Tareas del ejercicio:
1. Transcribe literalmente el fragmento del texto sobre la fábrica de La Vega que empieza en "Ni tragedia, ni" y termina en "no será suficiente.".
2. Responde, según el texto sobre la fábrica de La Vega:
(a) ¿Qué mes y año se señalan como el momento actual?
(b) ¿En qué mes y año se levantaron las barricadas?
(c) ¿Qué dos cosas no serán suficientes, según la última oración?

Texto de estudio:
- - - - -

Ni tragedia, ni farsa, la historia lleva repitiéndose tantas veces en la fábrica de armas de La Vega que, agotado ya cualquier tipo de género literario, no admite otra cosa que un final. Suenan tambores de convenio entre las administraciones y el temor a repetir la melodía lucha con la esperanza del hágase. La Vega ha perdido demasiadas oportunidades desde las barricadas en abril de 1994 al borde de la privatización de Santa Bárbara, al cierre definitivo en octubre de 2012 y los despidos de los trabajadores que no superaron la fusión en Trubia en mayo de 2013. Ahora, diciembre de 2021, podría ser el momento de las buenas noticias, pero, nadie se engañe, una foto y un protocolo de intenciones no será suficiente.

- - - - -

(Fragmentos de datos)
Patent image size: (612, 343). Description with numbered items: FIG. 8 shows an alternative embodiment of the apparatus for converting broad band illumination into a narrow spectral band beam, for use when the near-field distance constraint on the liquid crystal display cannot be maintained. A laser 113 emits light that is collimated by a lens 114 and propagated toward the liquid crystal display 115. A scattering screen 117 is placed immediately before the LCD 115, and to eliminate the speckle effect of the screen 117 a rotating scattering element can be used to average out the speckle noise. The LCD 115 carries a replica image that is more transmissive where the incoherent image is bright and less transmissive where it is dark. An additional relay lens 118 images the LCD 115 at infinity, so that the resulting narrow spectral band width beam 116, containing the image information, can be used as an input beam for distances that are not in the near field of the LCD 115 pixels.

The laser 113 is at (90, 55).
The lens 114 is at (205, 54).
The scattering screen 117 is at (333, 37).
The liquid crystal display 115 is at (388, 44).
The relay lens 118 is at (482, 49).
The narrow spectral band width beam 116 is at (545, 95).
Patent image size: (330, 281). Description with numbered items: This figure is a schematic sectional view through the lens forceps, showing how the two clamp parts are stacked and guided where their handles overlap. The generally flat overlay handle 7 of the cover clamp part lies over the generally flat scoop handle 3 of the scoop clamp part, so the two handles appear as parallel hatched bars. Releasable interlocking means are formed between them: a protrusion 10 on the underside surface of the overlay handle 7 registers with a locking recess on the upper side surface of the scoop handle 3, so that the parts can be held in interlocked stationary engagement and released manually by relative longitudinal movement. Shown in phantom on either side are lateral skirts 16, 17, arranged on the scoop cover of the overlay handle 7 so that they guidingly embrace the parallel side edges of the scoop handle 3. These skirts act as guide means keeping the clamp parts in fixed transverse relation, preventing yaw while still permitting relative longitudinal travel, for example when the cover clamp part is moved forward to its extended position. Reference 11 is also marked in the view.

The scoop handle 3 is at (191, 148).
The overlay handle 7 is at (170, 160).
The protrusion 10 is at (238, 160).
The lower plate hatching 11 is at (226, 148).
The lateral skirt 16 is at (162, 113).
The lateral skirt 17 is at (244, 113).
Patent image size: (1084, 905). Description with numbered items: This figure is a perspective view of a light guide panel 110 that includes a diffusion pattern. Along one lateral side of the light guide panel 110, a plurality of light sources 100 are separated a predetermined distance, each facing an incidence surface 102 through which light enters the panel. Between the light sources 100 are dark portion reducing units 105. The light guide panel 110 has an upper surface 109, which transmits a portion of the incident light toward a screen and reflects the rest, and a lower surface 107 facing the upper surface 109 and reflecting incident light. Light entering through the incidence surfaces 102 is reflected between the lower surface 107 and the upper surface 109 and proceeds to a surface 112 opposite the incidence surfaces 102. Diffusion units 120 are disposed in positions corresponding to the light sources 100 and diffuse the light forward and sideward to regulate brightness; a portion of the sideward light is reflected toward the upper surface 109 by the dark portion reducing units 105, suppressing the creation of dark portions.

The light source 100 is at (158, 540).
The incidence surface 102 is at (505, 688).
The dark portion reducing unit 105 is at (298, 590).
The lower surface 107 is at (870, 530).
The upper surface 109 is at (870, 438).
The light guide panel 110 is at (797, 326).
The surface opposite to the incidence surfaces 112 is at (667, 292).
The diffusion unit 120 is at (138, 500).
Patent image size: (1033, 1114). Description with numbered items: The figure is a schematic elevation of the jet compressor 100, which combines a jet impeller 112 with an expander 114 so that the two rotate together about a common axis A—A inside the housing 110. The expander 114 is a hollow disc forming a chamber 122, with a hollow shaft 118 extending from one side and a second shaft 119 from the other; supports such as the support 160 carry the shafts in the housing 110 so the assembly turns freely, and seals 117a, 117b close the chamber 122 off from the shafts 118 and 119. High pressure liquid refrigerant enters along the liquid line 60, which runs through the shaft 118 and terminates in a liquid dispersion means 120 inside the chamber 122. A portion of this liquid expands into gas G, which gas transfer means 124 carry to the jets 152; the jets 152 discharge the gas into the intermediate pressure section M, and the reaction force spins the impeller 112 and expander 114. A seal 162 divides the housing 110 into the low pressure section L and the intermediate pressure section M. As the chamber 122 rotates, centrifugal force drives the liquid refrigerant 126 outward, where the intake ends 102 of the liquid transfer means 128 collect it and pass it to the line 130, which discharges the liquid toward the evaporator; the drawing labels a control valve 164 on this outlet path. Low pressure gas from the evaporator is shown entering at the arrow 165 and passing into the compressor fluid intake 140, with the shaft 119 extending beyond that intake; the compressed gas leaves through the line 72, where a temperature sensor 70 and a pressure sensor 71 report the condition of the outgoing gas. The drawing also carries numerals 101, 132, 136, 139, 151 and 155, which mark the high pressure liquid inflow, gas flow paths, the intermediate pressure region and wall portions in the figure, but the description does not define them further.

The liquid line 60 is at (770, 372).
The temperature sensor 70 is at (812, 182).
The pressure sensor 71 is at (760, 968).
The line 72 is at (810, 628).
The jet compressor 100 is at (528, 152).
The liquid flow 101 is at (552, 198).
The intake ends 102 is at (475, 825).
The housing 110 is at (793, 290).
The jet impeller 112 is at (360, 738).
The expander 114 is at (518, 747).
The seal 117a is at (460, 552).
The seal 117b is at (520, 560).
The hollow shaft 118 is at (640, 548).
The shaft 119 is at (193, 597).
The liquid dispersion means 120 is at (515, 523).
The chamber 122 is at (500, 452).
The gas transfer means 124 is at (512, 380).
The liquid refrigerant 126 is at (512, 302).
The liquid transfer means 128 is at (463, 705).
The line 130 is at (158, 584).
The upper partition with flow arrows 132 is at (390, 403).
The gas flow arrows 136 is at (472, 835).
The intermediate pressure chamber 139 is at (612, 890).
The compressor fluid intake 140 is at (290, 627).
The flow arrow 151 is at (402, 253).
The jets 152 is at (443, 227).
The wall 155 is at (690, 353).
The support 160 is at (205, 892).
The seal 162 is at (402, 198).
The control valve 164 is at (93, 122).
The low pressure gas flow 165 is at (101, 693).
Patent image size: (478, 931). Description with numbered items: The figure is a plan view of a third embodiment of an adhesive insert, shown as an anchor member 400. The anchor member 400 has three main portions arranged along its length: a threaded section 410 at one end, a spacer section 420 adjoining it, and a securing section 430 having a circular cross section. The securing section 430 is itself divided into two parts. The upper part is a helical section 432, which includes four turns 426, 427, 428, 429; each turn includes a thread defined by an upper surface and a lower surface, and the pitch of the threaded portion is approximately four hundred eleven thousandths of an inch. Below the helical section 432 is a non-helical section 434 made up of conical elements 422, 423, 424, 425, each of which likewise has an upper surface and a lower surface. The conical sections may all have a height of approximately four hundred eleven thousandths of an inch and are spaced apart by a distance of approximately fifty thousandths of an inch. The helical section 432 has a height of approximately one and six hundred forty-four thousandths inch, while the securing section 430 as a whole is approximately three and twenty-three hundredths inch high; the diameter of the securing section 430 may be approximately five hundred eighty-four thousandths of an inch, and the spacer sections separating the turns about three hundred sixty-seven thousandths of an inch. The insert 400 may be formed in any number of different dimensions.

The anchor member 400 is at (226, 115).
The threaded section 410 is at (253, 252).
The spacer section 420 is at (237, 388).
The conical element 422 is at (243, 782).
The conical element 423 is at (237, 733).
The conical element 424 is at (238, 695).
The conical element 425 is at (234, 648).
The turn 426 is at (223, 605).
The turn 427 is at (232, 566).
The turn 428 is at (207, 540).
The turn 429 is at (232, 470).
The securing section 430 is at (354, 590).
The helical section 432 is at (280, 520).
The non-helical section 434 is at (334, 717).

- - - - -

Respuestas por tarea:
1.
Ni tragedia, ni farsa, la historia lleva repitiéndose tantas veces en la fábrica de armas de La Vega que, agotado ya cualquier tipo de género literario, no admite otra cosa que un final. Suenan tambores de convenio entre las administraciones y el temor a repetir la melodía lucha con la esperanza del hágase. La Vega ha perdido demasiadas oportunidades desde las barricadas en abril de 1994 al borde de la privatización de Santa Bárbara, al cierre definitivo en octubre de 2012 y los despidos de los trabajadores que no superaron la fusión en Trubia en mayo de 2013. Ahora, diciembre de 2021, podría ser el momento de las buenas noticias, pero, nadie se engañe, una foto y un protocolo de intenciones no será suficiente.

2.
(a) Diciembre de 2021.
(b) Abril de 1994.
(c) Una foto y un protocolo de intenciones.